__Stated exercise__
Wherever a line holds the word "delete", copy that line out.

---------- Task inputs

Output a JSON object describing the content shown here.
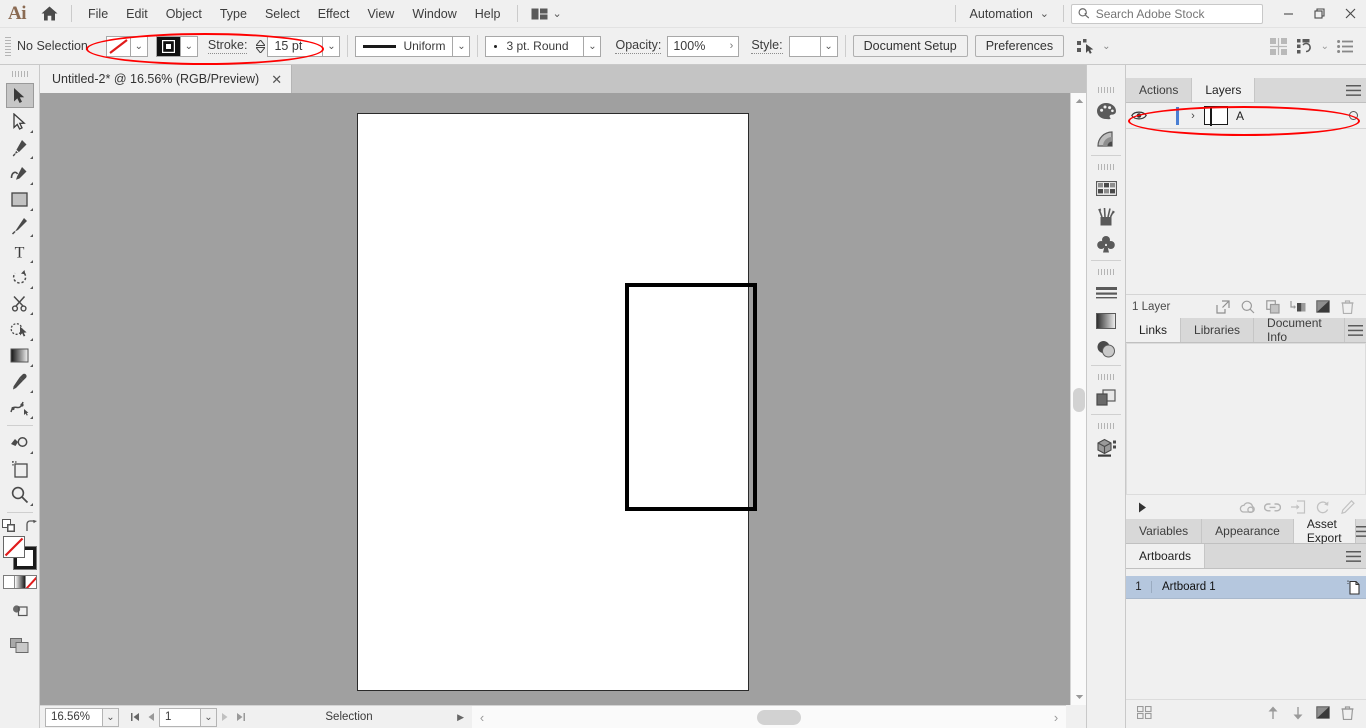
{
  "app": {
    "name": "Ai",
    "logo_text": "Ai"
  },
  "menubar": {
    "home_icon": "home-icon",
    "items": [
      "File",
      "Edit",
      "Object",
      "Type",
      "Select",
      "Effect",
      "View",
      "Window",
      "Help"
    ],
    "arrange_icon": "arrange-documents-icon",
    "arrange_caret": "⌄",
    "automation_label": "Automation",
    "automation_caret": "⌄",
    "search": {
      "icon": "search-icon",
      "placeholder": "Search Adobe Stock",
      "value": ""
    },
    "window_controls": {
      "minimize": "minimize-icon",
      "restore": "restore-icon",
      "close": "close-icon"
    }
  },
  "controlbar": {
    "selection_status": "No Selection",
    "fill_swatch": "none-fill-red-slash",
    "fill_caret": "⌄",
    "stroke_swatch": "black-stroke",
    "stroke_caret": "⌄",
    "stroke_label": "Stroke:",
    "stroke_weight": "15 pt",
    "stroke_weight_caret": "⌄",
    "variable_width_profile": "Uniform",
    "profile_caret": "⌄",
    "brush_definition": "3 pt. Round",
    "brush_caret": "⌄",
    "opacity_label": "Opacity:",
    "opacity_value": "100%",
    "opacity_caret": "›",
    "style_label": "Style:",
    "style_value": "",
    "style_caret": "⌄",
    "document_setup": "Document Setup",
    "preferences": "Preferences",
    "select_similar_icon": "select-similar-objects-icon",
    "select_similar_caret": "⌄",
    "align_icon": "align-icon",
    "transform_icon": "transform-icon",
    "transform_caret": "⌄",
    "options_icon": "panel-options-icon"
  },
  "tabbar": {
    "documents": [
      {
        "title": "Untitled-2* @ 16.56% (RGB/Preview)",
        "close": "✕",
        "active": true
      }
    ]
  },
  "toolbar": {
    "groups": [
      {
        "tools": [
          {
            "name": "selection-tool",
            "glyph": "cursor-arrow-filled",
            "active": true,
            "has_flyout": false
          },
          {
            "name": "direct-selection-tool",
            "glyph": "cursor-arrow-outline",
            "active": false,
            "has_flyout": true
          },
          {
            "name": "pen-tool",
            "glyph": "pen",
            "active": false,
            "has_flyout": true
          },
          {
            "name": "curvature-tool",
            "glyph": "curvature-pen",
            "active": false,
            "has_flyout": true
          },
          {
            "name": "rectangle-tool",
            "glyph": "rectangle",
            "active": false,
            "has_flyout": true
          },
          {
            "name": "paintbrush-tool",
            "glyph": "paintbrush",
            "active": false,
            "has_flyout": true
          },
          {
            "name": "type-tool",
            "glyph": "type-T",
            "active": false,
            "has_flyout": true
          },
          {
            "name": "rotate-tool",
            "glyph": "rotate-arrow",
            "active": false,
            "has_flyout": true
          },
          {
            "name": "scissors-tool",
            "glyph": "scissors",
            "active": false,
            "has_flyout": true
          },
          {
            "name": "shape-builder-tool",
            "glyph": "shape-builder",
            "active": false,
            "has_flyout": true
          },
          {
            "name": "gradient-tool",
            "glyph": "gradient-square",
            "active": false,
            "has_flyout": false
          },
          {
            "name": "eyedropper-tool",
            "glyph": "eyedropper",
            "active": false,
            "has_flyout": true
          },
          {
            "name": "blend-tool",
            "glyph": "blend",
            "active": false,
            "has_flyout": true
          },
          {
            "name": "symbol-sprayer-tool",
            "glyph": "symbol-sprayer",
            "active": false,
            "has_flyout": true
          },
          {
            "name": "artboard-tool",
            "glyph": "artboard",
            "active": false,
            "has_flyout": false
          },
          {
            "name": "zoom-tool",
            "glyph": "magnifier",
            "active": false,
            "has_flyout": true
          }
        ]
      }
    ],
    "bottom": {
      "default_fill_stroke_icon": "default-fill-stroke-icon",
      "swap_fill_stroke_icon": "swap-fill-stroke-icon",
      "fill_value": "None",
      "stroke_value": "Black",
      "color_modes": [
        "color-swatch",
        "gradient-swatch",
        "none-swatch"
      ],
      "drawing_mode_icon": "draw-normal-icon",
      "screen_mode_icon": "screen-mode-icon"
    }
  },
  "canvas": {
    "background_color": "#a0a0a0",
    "artboard": {
      "fill": "#ffffff",
      "label": "Artboard 1"
    },
    "artwork": [
      {
        "name": "rectangle-path",
        "type": "rectangle",
        "fill": "none",
        "stroke": "#000000",
        "stroke_weight": "15 pt"
      }
    ]
  },
  "statusbar": {
    "zoom_level": "16.56%",
    "zoom_caret": "⌄",
    "first_page_icon": "first-artboard-icon",
    "prev_page_icon": "prev-artboard-icon",
    "page_value": "1",
    "page_caret": "⌄",
    "next_page_icon": "next-artboard-icon",
    "last_page_icon": "last-artboard-icon",
    "status_text": "Selection",
    "status_caret": "▶",
    "scroll_left": "‹",
    "scroll_right": "›"
  },
  "dockstrip": {
    "collapse_icon": "«",
    "icons": [
      {
        "name": "color-panel-icon",
        "group": 0
      },
      {
        "name": "color-guide-panel-icon",
        "group": 0
      },
      {
        "name": "swatches-panel-icon",
        "group": 1
      },
      {
        "name": "brushes-panel-icon",
        "group": 1
      },
      {
        "name": "symbols-panel-icon",
        "group": 1
      },
      {
        "name": "stroke-panel-icon",
        "group": 2
      },
      {
        "name": "gradient-panel-icon",
        "group": 2
      },
      {
        "name": "transparency-panel-icon",
        "group": 2
      },
      {
        "name": "pathfinder-panel-icon",
        "group": 3
      },
      {
        "name": "3d-and-materials-panel-icon",
        "group": 4
      }
    ]
  },
  "panels": {
    "layers_group": {
      "tabs": [
        {
          "label": "Actions",
          "active": false
        },
        {
          "label": "Layers",
          "active": true
        }
      ],
      "menu_icon": "panel-menu-icon",
      "layers": [
        {
          "visibility_icon": "eye-icon",
          "lock_icon": "",
          "color": "#4a7fd4",
          "expand_icon": "›",
          "thumbnail": "layer-thumbnail",
          "name": "A",
          "target_icon": "target-circle-icon",
          "selected": true
        }
      ],
      "footer": {
        "count_label": "1 Layer",
        "icons": [
          "locate-object-icon",
          "search-icon",
          "make-clipping-mask-icon",
          "create-sublayer-icon",
          "create-new-layer-icon",
          "delete-selection-icon"
        ]
      }
    },
    "links_group": {
      "tabs": [
        {
          "label": "Links",
          "active": true
        },
        {
          "label": "Libraries",
          "active": false
        },
        {
          "label": "Document Info",
          "active": false
        }
      ],
      "menu_icon": "panel-menu-icon",
      "footer_icons": [
        "expand-arrow-icon",
        "cloud-link-icon",
        "relink-icon",
        "go-to-link-icon",
        "update-link-icon",
        "edit-original-icon"
      ]
    },
    "asset_group": {
      "tabs": [
        {
          "label": "Variables",
          "active": false
        },
        {
          "label": "Appearance",
          "active": false
        },
        {
          "label": "Asset Export",
          "active": true
        }
      ],
      "menu_icon": "panel-menu-icon"
    },
    "artboards_group": {
      "tabs": [
        {
          "label": "Artboards",
          "active": true
        }
      ],
      "menu_icon": "panel-menu-icon",
      "rows": [
        {
          "number": "1",
          "name": "Artboard 1",
          "icon": "artboard-options-icon",
          "selected": true
        }
      ],
      "footer_icons": [
        "rearrange-artboards-icon",
        "move-up-icon",
        "move-down-icon",
        "new-artboard-icon",
        "delete-artboard-icon"
      ]
    }
  },
  "annotations": [
    {
      "name": "stroke-controls-highlight",
      "shape": "ellipse",
      "color": "#ff0000"
    },
    {
      "name": "layer-row-highlight",
      "shape": "ellipse",
      "color": "#ff0000"
    }
  ]
}
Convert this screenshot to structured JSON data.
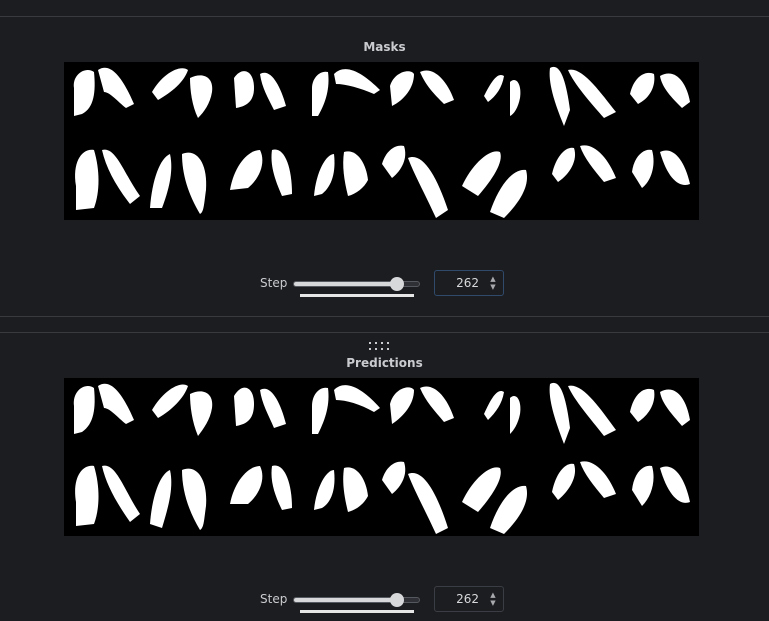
{
  "panels": [
    {
      "title": "Masks",
      "step_label": "Step",
      "step_value": "262",
      "slider_fraction": 0.86,
      "image_description_name": "masks-grid-image"
    },
    {
      "title": "Predictions",
      "step_label": "Step",
      "step_value": "262",
      "slider_fraction": 0.86,
      "image_description_name": "predictions-grid-image"
    }
  ],
  "icons": {
    "drag_handle": "drag-handle-icon",
    "spinner": "spinner-arrows-icon"
  },
  "colors": {
    "background": "#1c1d20",
    "mask_fill": "#ffffff",
    "image_background": "#000000"
  }
}
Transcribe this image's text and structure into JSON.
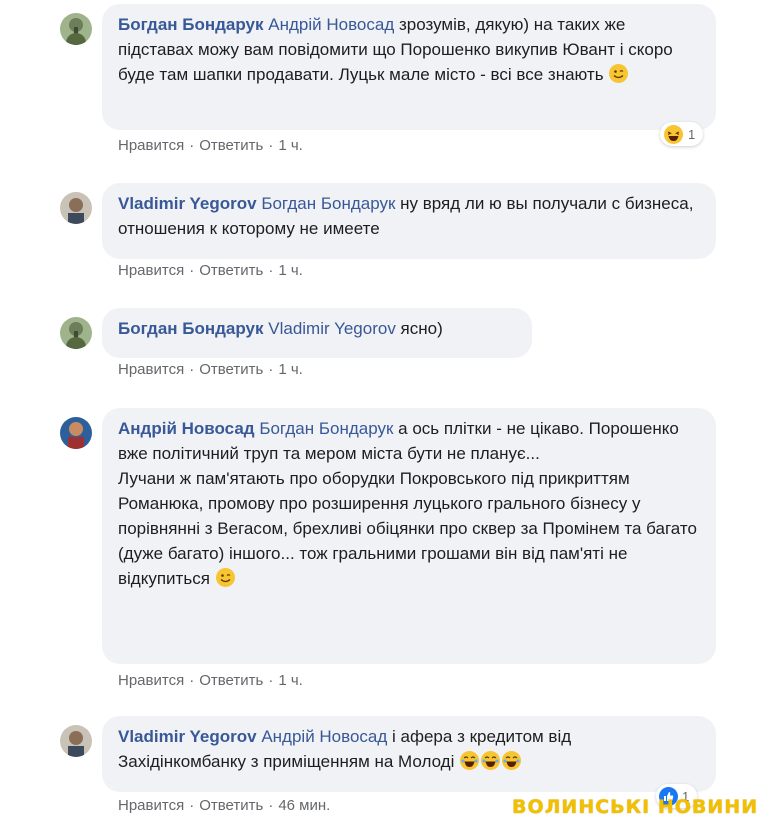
{
  "comments": [
    {
      "author": "Богдан Бондарук",
      "mention": "Андрій Новосад",
      "text": " зрозумів, дякую) на таких же підставах можу вам повідомити що Порошенко викупив Ювант і скоро буде там шапки продавати. Луцьк мале місто - всі все знають ",
      "emoji": "wink-emoji",
      "actions": {
        "like": "Нравится",
        "reply": "Ответить",
        "time": "1 ч."
      },
      "reaction": {
        "icon": "laugh-reaction-icon",
        "count": "1"
      }
    },
    {
      "author": "Vladimir Yegorov",
      "mention": "Богдан Бондарук",
      "text": " ну вряд ли ю вы получали с бизнеса, отношения к которому не имеете",
      "actions": {
        "like": "Нравится",
        "reply": "Ответить",
        "time": "1 ч."
      }
    },
    {
      "author": "Богдан Бондарук",
      "mention": "Vladimir Yegorov",
      "text": " ясно)",
      "actions": {
        "like": "Нравится",
        "reply": "Ответить",
        "time": "1 ч."
      }
    },
    {
      "author": "Андрій Новосад",
      "mention": "Богдан Бондарук",
      "text1": " а ось плітки - не цікаво. Порошенко вже політичний труп та мером міста бути не планує...",
      "text2": "Лучани ж пам'ятають про оборудки Покровського під прикриттям Романюка, промову про розширення луцького грального бізнесу у порівнянні з Вегасом, брехливі обіцянки про сквер за Промінем та багато (дуже багато) іншого... тож гральними грошами він від пам'яті не відкупиться ",
      "emoji": "wink-emoji",
      "actions": {
        "like": "Нравится",
        "reply": "Ответить",
        "time": "1 ч."
      }
    },
    {
      "author": "Vladimir Yegorov",
      "mention": "Андрій Новосад",
      "text": " і афера з кредитом від Західінкомбанку з приміщенням на Молоді ",
      "emoji": "laughing-emoji",
      "actions": {
        "like": "Нравится",
        "reply": "Ответить",
        "time": "46 мин."
      },
      "reaction": {
        "icon": "like-reaction-icon",
        "count": "1"
      }
    }
  ],
  "separator": "·",
  "watermark": "ВОЛИНСЬКІ НОВИНИ",
  "colors": {
    "link": "#385898",
    "bubble": "#f0f2f5",
    "meta": "#65676b",
    "watermark": "#f2c000"
  }
}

--------------------

__Solution below__
          "delete-selection-icon"
        "delete-artboard-icon"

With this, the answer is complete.